**INSTRUCTION:** What follows is a listing; restate every line of it word for word.

========

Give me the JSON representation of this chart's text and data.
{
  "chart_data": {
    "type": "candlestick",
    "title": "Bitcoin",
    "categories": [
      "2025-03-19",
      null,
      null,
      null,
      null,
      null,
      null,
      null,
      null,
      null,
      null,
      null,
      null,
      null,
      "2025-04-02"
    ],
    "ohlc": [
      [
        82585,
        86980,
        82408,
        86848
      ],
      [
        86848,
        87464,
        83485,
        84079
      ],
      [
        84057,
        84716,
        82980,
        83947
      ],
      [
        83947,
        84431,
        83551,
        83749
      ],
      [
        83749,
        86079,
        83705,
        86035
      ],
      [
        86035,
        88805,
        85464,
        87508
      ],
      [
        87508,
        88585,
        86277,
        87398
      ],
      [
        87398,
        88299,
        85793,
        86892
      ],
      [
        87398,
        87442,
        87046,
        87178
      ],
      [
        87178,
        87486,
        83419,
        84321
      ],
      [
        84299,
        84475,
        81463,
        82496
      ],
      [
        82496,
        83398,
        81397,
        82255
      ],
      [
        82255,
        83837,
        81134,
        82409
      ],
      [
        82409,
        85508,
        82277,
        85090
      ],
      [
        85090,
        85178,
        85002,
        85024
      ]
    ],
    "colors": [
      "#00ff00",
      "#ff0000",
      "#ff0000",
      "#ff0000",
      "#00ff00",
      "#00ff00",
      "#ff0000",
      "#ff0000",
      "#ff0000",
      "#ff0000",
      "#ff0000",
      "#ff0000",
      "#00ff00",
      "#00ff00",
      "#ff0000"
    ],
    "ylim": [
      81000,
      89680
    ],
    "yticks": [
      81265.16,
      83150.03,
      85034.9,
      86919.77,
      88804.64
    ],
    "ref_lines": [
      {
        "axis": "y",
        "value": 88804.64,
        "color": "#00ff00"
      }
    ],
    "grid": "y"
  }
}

========

**OUTPUT BELOW:**
Give me the JSON representation of this chart's text and data.
{
  "chart_data": {
    "type": "candlestick",
    "title": "Bitcoin",
    "categories": [
      "2025-03-19",
      null,
      null,
      null,
      null,
      null,
      null,
      null,
      null,
      null,
      null,
      null,
      null,
      null,
      "2025-04-02"
    ],
    "ohlc": [
      [
        82585,
        86980,
        82408,
        86848
      ],
      [
        86848,
        87464,
        83485,
        84079
      ],
      [
        84057,
        84716,
        82980,
        83947
      ],
      [
        83947,
        84431,
        83551,
        83749
      ],
      [
        83749,
        86079,
        83705,
        86035
      ],
      [
        86035,
        88805,
        85464,
        87508
      ],
      [
        87508,
        88585,
        86277,
        87398
      ],
      [
        87398,
        88299,
        85793,
        86892
      ],
      [
        87398,
        87442,
        87046,
        87178
      ],
      [
        87178,
        87486,
        83419,
        84321
      ],
      [
        84299,
        84475,
        81463,
        82496
      ],
      [
        82496,
        83398,
        81397,
        82255
      ],
      [
        82255,
        83837,
        81134,
        82409
      ],
      [
        82409,
        85508,
        82277,
        85090
      ],
      [
        85090,
        85178,
        85002,
        85024
      ]
    ],
    "colors": [
      "#00ff00",
      "#ff0000",
      "#ff0000",
      "#ff0000",
      "#00ff00",
      "#00ff00",
      "#ff0000",
      "#ff0000",
      "#ff0000",
      "#ff0000",
      "#ff0000",
      "#ff0000",
      "#00ff00",
      "#00ff00",
      "#ff0000"
    ],
    "ylim": [
      81000,
      89680
    ],
    "yticks": [
      81265.16,
      83150.03,
      85034.9,
      86919.77,
      88804.64
    ],
    "ref_lines": [
      {
        "axis": "y",
        "value": 88804.64,
        "color": "#00ff00"
      }
    ],
    "grid": "y"
  }
}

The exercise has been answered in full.